MATERIAL SUPPLIED:
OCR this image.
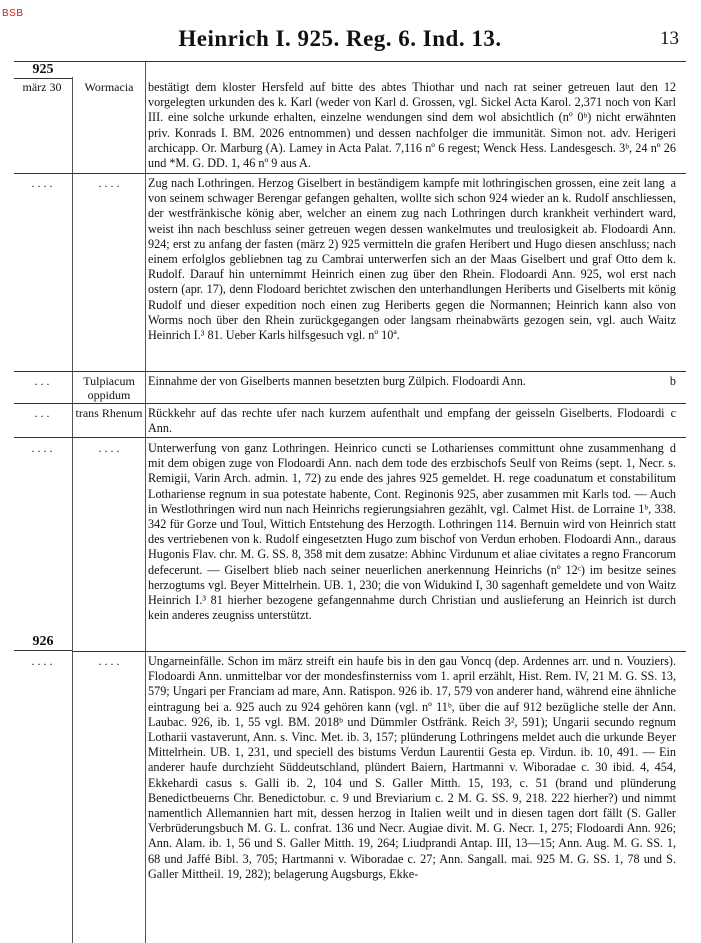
BSB
Heinrich I. 925. Reg. 6. Ind. 13.	13
925
926
märz 30	Wormacia	12
bestätigt dem kloster Hersfeld auf bitte des abtes Thiothar und nach rat seiner getreuen laut den vorgelegten urkunden des k. Karl (weder von Karl d. Grossen, vgl. Sickel Acta Karol. 2,371 noch von Karl III. eine solche urkunde erhalten, einzelne wendungen sind dem wol absichtlich (nº 0ᵇ) nicht erwähnten priv. Konrads I. BM. 2026 entnommen) und dessen nachfolger die immunität. Simon not. adv. Herigeri archicapp. Or. Marburg (A). Lamey in Acta Palat. 7,116 nº 6 regest; Wenck Hess. Landesgesch. 3ᵇ, 24 nº 26 und *M. G. DD. 1, 46 nº 9 aus A.
. . . .	. . . .	a
Zug nach Lothringen. Herzog Giselbert in beständigem kampfe mit lothringischen grossen, eine zeit lang von seinem schwager Berengar gefangen gehalten, wollte sich schon 924 wieder an k. Rudolf anschliessen, der westfränkische könig aber, welcher an einem zug nach Lothringen durch krankheit verhindert ward, weist ihn nach beschluss seiner getreuen wegen dessen wankelmutes und treulosigkeit ab. Flodoardi Ann. 924; erst zu anfang der fasten (märz 2) 925 vermitteln die grafen Heribert und Hugo diesen anschluss; nach einem erfolglos gebliebnen tag zu Cambrai unterwerfen sich an der Maas Giselbert und graf Otto dem k. Rudolf. Darauf hin unternimmt Heinrich einen zug über den Rhein. Flodoardi Ann. 925, wol erst nach ostern (apr. 17), denn Flodoard berichtet zwischen den unterhandlungen Heriberts und Giselberts mit könig Rudolf und dieser expedition noch einen zug Heriberts gegen die Normannen; Heinrich kann also von Worms noch über den Rhein zurückgegangen oder langsam rheinabwärts gezogen sein, vgl. auch Waitz Heinrich I.³ 81. Ueber Karls hilfsgesuch vgl. nº 10ª.
. . .	Tulpiacum oppidum
b
Einnahme der von Giselberts mannen besetzten burg Zülpich. Flodoardi Ann.
. . .	trans Rhenum	c
Rückkehr auf das rechte ufer nach kurzem aufenthalt und empfang der geisseln Giselberts. Flodoardi Ann.
. . . .	. . . .	d
Unterwerfung von ganz Lothringen. Heinrico cuncti se Lotharienses committunt ohne zusammenhang mit dem obigen zuge von Flodoardi Ann. nach dem tode des erzbischofs Seulf von Reims (sept. 1, Necr. s. Remigii, Varin Arch. admin. 1, 72) zu ende des jahres 925 gemeldet. H. rege coadunatum et constabilitum Lothariense regnum in sua potestate habente, Cont. Reginonis 925, aber zusammen mit Karls tod. — Auch in Westlothringen wird nun nach Heinrichs regierungsiahren gezählt, vgl. Calmet Hist. de Lorraine 1ᵇ, 338. 342 für Gorze und Toul, Wittich Entstehung des Herzogth. Lothringen 114. Bernuin wird von Heinrich statt des vertriebenen von k. Rudolf eingesetzten Hugo zum bischof von Verdun erhoben. Flodoardi Ann., daraus Hugonis Flav. chr. M. G. SS. 8, 358 mit dem zusatze: Abhinc Virdunum et aliae civitates a regno Francorum defecerunt. — Giselbert blieb nach seiner neuerlichen anerkennung Heinrichs (nº 12ᶜ) im besitze seines herzogtums vgl. Beyer Mittelrhein. UB. 1, 230; die von Widukind I, 30 sagenhaft gemeldete und von Waitz Heinrich I.³ 81 hierher bezogene gefangennahme durch Christian und auslieferung an Heinrich ist durch kein anderes zeugniss unterstützt.
. . . .	. . . .	Ungarneinfälle. Schon im märz streift ein haufe bis in den gau Voncq (dep. Ardennes arr. und n. Vouziers). Flodoardi Ann. unmittelbar vor der mondesfinsterniss vom 1. april erzählt, Hist. Rem. IV, 21 M. G. SS. 13, 579; Ungari per Franciam ad mare, Ann. Ratispon. 926 ib. 17, 579 von anderer hand, während eine ähnliche eintragung bei a. 925 auch zu 924 gehören kann (vgl. nº 11ᵇ, über die auf 912 bezügliche stelle der Ann. Laubac. 926, ib. 1, 55 vgl. BM. 2018ᵇ und Dümmler Ostfränk. Reich 3², 591); Ungarii secundo regnum Lotharii vastaverunt, Ann. s. Vinc. Met. ib. 3, 157; plünderung Lothringens meldet auch die urkunde Beyer Mittelrhein. UB. 1, 231, und speciell des bistums Verdun Laurentii Gesta ep. Virdun. ib. 10, 491. — Ein anderer haufe durchzieht Süddeutschland, plündert Baiern, Hartmanni v. Wiboradae c. 30 ibid. 4, 454, Ekkehardi casus s. Galli ib. 2, 104 und S. Galler Mitth. 15, 193, c. 51 (brand und plünderung Benedictbeuerns Chr. Benedictobur. c. 9 und Breviarium c. 2 M. G. SS. 9, 218. 222 hierher?) und nimmt namentlich Allemannien hart mit, dessen herzog in Italien weilt und in diesen tagen dort fällt (S. Galler Verbrüderungsbuch M. G. L. confrat. 136 und Necr. Augiae divit. M. G. Necr. 1, 275; Flodoardi Ann. 926; Ann. Alam. ib. 1, 56 und S. Galler Mitth. 19, 264; Liudprandi Antap. III, 13—15; Ann. Aug. M. G. SS. 1, 68 und Jaffé Bibl. 3, 705; Hartmanni v. Wiboradae c. 27; Ann. Sangall. mai. 925 M. G. SS. 1, 78 und S. Galler Mittheil. 19, 282); belagerung Augsburgs, Ekke-
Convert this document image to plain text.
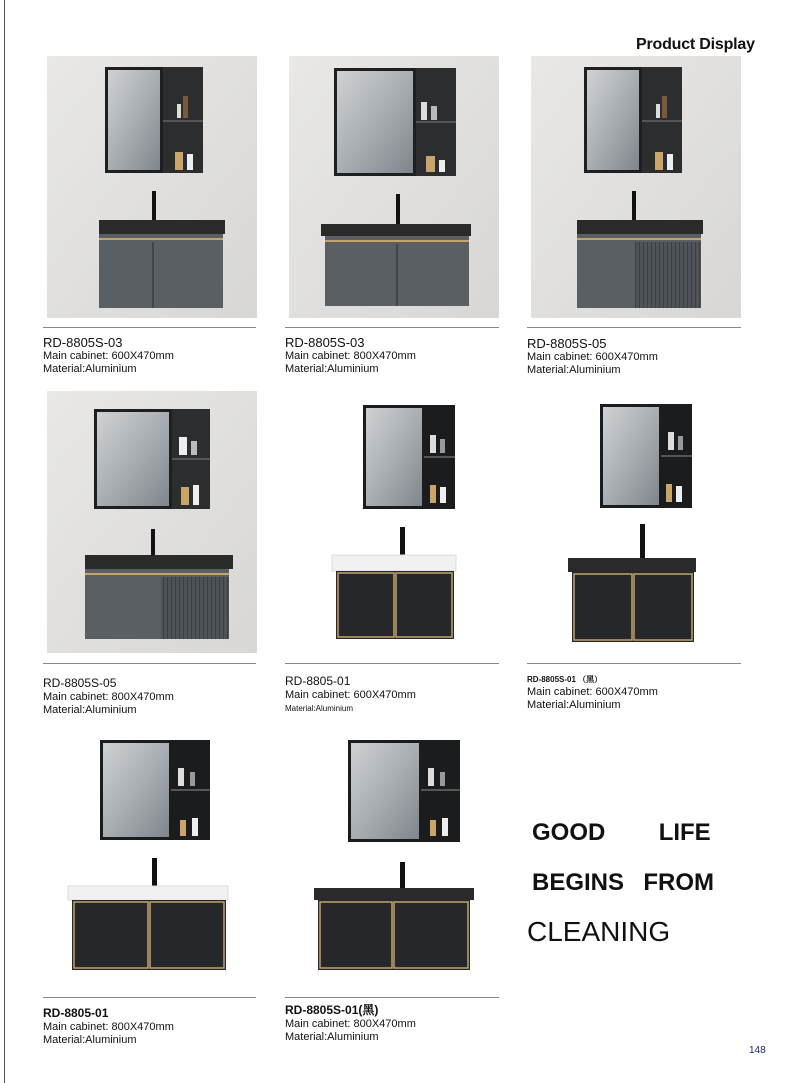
Product Display
RD-8805S-03
Main cabinet: 600X470mm
Material:Aluminium
RD-8805S-03
Main cabinet: 800X470mm
Material:Aluminium
RD-8805S-05
Main cabinet: 600X470mm
Material:Aluminium
RD-8805S-05
Main cabinet: 800X470mm
Material:Aluminium
RD-8805-01
Main cabinet: 600X470mm
Material:Aluminium
RD-8805S-01 （黑）
Main cabinet: 600X470mm
Material:Aluminium
RD-8805-01
Main cabinet: 800X470mm
Material:Aluminium
RD-8805S-01(黑)
Main cabinet: 800X470mm
Material:Aluminium
GOOD LIFE
BEGINS FROM
CLEANING
148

TASK:
Pick out each line containing "image" and report it.

EXERCISE ANSWER:
OCR this image.
Convert this document image to plain text.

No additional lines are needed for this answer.